Instructions for the task: Each line that follows should be printed again exactly as it stands.
• • • • • • •
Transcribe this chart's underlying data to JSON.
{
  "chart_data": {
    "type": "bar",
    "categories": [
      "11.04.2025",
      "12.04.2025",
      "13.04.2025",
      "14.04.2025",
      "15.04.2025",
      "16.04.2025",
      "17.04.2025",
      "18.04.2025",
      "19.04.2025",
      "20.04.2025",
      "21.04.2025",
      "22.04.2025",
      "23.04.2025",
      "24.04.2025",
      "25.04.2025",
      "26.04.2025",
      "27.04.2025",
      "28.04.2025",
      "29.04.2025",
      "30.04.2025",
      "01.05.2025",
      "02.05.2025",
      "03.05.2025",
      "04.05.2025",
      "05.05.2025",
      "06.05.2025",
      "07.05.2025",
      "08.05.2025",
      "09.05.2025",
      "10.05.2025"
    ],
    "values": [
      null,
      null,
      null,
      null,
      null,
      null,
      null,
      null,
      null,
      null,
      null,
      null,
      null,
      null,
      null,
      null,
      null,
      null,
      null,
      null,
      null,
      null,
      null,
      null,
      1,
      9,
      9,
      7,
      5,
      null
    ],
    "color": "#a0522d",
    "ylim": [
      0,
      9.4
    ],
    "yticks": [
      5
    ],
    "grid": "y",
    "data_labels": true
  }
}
• • • • • • •
Task answer:
Transcribe this chart's underlying data to JSON.
{
  "chart_data": {
    "type": "bar",
    "categories": [
      "11.04.2025",
      "12.04.2025",
      "13.04.2025",
      "14.04.2025",
      "15.04.2025",
      "16.04.2025",
      "17.04.2025",
      "18.04.2025",
      "19.04.2025",
      "20.04.2025",
      "21.04.2025",
      "22.04.2025",
      "23.04.2025",
      "24.04.2025",
      "25.04.2025",
      "26.04.2025",
      "27.04.2025",
      "28.04.2025",
      "29.04.2025",
      "30.04.2025",
      "01.05.2025",
      "02.05.2025",
      "03.05.2025",
      "04.05.2025",
      "05.05.2025",
      "06.05.2025",
      "07.05.2025",
      "08.05.2025",
      "09.05.2025",
      "10.05.2025"
    ],
    "values": [
      null,
      null,
      null,
      null,
      null,
      null,
      null,
      null,
      null,
      null,
      null,
      null,
      null,
      null,
      null,
      null,
      null,
      null,
      null,
      null,
      null,
      null,
      null,
      null,
      1,
      9,
      9,
      7,
      5,
      null
    ],
    "color": "#a0522d",
    "ylim": [
      0,
      9.4
    ],
    "yticks": [
      5
    ],
    "grid": "y",
    "data_labels": true
  }
}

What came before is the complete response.